> [Requirement]
In the records below, identify each line containing the string "main" and copy those lines.

> [Exercise materials]
══════════════════════════════

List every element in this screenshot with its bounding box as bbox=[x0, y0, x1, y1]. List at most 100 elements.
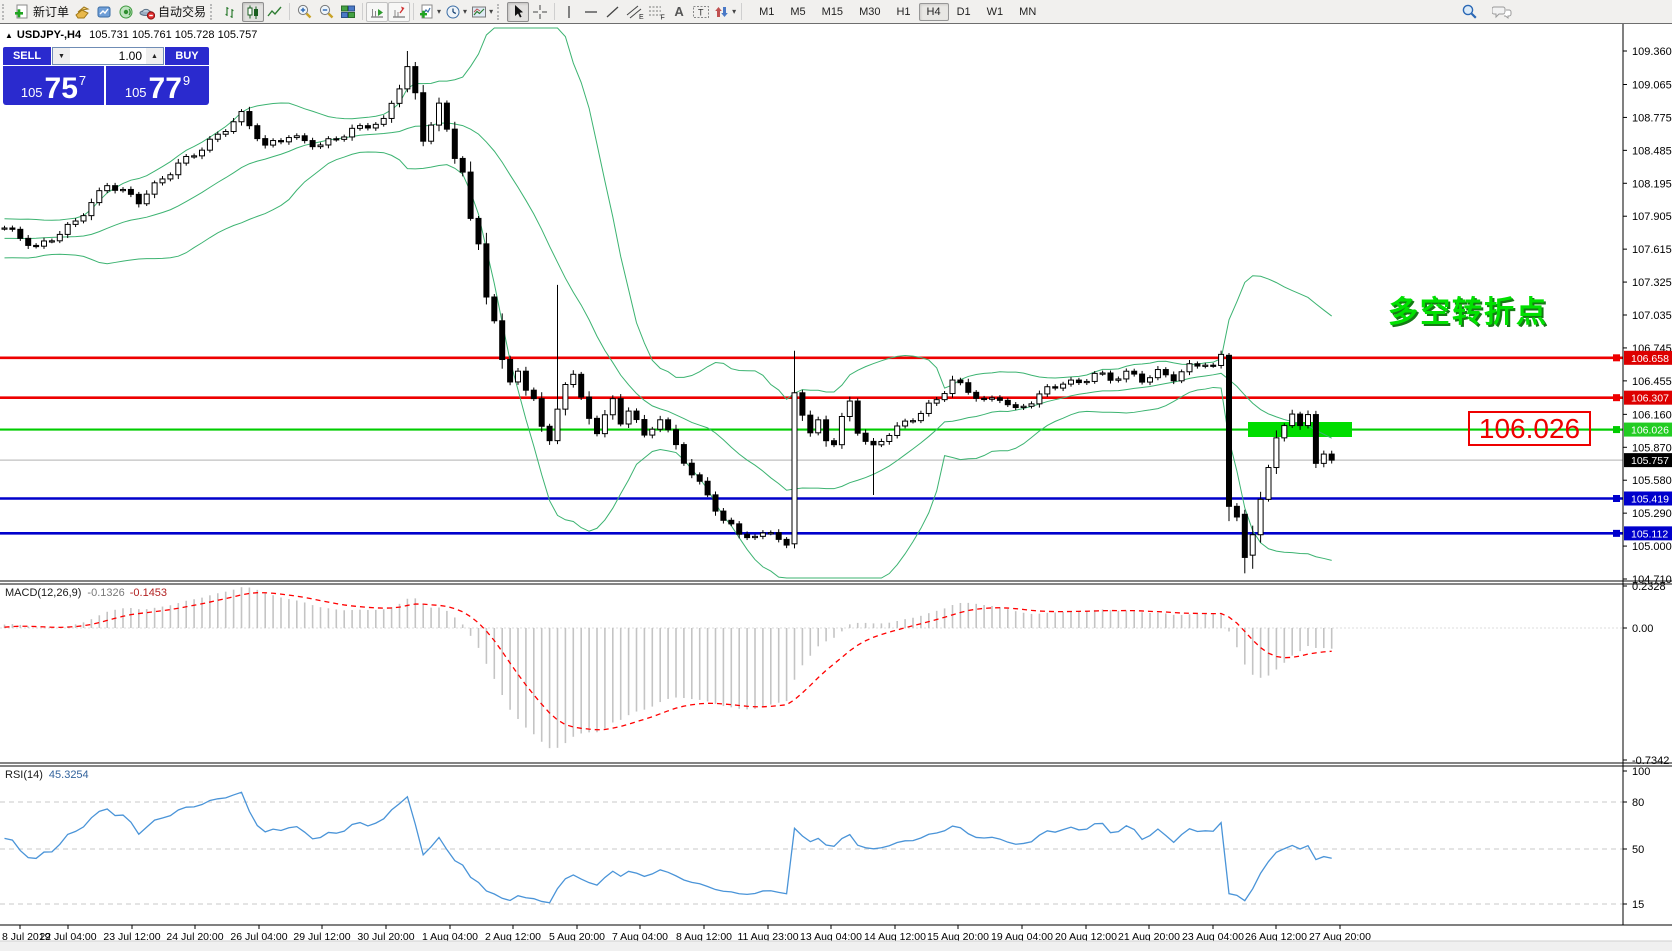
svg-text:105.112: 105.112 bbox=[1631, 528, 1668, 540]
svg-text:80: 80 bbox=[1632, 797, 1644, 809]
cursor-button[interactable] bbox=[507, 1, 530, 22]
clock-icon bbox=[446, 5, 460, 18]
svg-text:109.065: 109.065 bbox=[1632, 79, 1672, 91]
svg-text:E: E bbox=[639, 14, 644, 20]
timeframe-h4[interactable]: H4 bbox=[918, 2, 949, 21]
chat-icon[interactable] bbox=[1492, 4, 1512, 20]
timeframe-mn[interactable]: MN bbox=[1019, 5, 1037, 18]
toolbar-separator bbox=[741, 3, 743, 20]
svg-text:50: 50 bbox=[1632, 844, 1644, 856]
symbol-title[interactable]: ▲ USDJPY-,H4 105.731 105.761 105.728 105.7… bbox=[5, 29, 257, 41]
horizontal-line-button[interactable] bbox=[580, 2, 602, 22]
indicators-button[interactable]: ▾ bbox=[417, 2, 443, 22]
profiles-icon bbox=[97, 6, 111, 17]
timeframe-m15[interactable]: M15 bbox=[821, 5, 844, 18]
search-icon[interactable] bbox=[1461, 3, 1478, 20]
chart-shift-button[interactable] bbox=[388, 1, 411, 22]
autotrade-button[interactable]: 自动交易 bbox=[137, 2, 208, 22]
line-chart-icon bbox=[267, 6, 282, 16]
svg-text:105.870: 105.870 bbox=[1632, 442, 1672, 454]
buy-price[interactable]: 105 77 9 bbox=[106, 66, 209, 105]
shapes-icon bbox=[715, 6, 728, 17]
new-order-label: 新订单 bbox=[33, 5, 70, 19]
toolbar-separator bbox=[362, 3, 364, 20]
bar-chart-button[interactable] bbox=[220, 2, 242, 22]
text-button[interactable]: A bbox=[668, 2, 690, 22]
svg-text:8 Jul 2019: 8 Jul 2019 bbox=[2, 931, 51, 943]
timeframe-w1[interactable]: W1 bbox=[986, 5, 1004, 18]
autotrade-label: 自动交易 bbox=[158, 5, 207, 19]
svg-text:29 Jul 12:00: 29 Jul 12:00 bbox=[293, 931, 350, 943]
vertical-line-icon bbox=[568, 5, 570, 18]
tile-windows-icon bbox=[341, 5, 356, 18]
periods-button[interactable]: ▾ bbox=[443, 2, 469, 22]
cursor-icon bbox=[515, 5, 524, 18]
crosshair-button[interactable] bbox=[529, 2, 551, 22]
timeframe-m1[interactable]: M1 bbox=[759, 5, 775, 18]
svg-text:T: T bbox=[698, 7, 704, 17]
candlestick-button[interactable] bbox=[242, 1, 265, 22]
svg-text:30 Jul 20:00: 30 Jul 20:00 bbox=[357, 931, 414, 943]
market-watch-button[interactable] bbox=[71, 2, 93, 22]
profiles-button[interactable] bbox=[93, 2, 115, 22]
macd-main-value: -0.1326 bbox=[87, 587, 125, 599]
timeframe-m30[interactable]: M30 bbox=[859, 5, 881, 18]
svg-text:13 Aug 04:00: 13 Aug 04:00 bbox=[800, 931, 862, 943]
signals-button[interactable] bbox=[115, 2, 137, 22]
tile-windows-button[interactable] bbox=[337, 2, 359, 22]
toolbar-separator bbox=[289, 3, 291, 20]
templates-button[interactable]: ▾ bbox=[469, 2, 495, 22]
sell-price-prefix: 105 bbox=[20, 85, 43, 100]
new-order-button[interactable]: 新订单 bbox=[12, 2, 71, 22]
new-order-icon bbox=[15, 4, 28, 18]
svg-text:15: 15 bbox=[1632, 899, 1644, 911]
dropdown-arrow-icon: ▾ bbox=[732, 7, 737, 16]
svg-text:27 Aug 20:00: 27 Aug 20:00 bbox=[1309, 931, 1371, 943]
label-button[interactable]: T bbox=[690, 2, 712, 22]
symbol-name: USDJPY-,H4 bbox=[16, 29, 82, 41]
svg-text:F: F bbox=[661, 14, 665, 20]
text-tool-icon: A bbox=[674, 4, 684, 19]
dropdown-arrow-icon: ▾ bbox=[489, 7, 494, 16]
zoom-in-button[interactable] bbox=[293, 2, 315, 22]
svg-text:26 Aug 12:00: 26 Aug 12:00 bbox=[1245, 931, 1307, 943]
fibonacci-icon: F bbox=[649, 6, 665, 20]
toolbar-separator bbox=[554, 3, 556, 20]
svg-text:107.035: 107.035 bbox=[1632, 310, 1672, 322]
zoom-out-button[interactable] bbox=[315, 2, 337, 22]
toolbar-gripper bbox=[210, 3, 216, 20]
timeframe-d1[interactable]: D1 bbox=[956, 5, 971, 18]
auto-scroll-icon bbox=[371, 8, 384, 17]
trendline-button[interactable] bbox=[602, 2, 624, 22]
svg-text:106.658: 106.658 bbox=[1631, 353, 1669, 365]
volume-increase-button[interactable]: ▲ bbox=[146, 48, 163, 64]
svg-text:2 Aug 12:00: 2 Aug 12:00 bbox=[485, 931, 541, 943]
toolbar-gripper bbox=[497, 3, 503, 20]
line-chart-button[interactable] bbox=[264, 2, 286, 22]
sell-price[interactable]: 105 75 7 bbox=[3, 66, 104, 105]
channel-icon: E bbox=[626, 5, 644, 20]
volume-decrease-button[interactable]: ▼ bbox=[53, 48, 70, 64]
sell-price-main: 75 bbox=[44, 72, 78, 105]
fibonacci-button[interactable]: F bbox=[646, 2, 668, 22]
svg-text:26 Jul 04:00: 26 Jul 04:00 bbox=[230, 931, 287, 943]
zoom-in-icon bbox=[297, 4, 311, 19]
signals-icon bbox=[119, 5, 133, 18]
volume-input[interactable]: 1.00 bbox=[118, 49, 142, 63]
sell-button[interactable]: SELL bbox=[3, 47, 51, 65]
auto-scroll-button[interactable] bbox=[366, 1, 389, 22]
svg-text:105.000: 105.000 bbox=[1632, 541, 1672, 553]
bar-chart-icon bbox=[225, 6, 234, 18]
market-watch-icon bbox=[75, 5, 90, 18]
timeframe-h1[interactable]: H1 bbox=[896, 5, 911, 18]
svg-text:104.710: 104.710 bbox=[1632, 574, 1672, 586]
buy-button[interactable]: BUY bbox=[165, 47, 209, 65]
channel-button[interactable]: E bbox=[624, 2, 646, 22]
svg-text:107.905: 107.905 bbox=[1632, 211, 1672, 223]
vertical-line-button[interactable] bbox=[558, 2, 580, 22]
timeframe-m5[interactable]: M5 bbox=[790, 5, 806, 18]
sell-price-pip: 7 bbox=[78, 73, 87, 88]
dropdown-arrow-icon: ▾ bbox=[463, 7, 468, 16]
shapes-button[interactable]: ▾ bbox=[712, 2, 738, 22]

══════════════════════════════

> [Result below]
macd-main-value: -0.1326 bbox=[87, 587, 125, 599]
sell-price-main: 75 bbox=[44, 72, 78, 105]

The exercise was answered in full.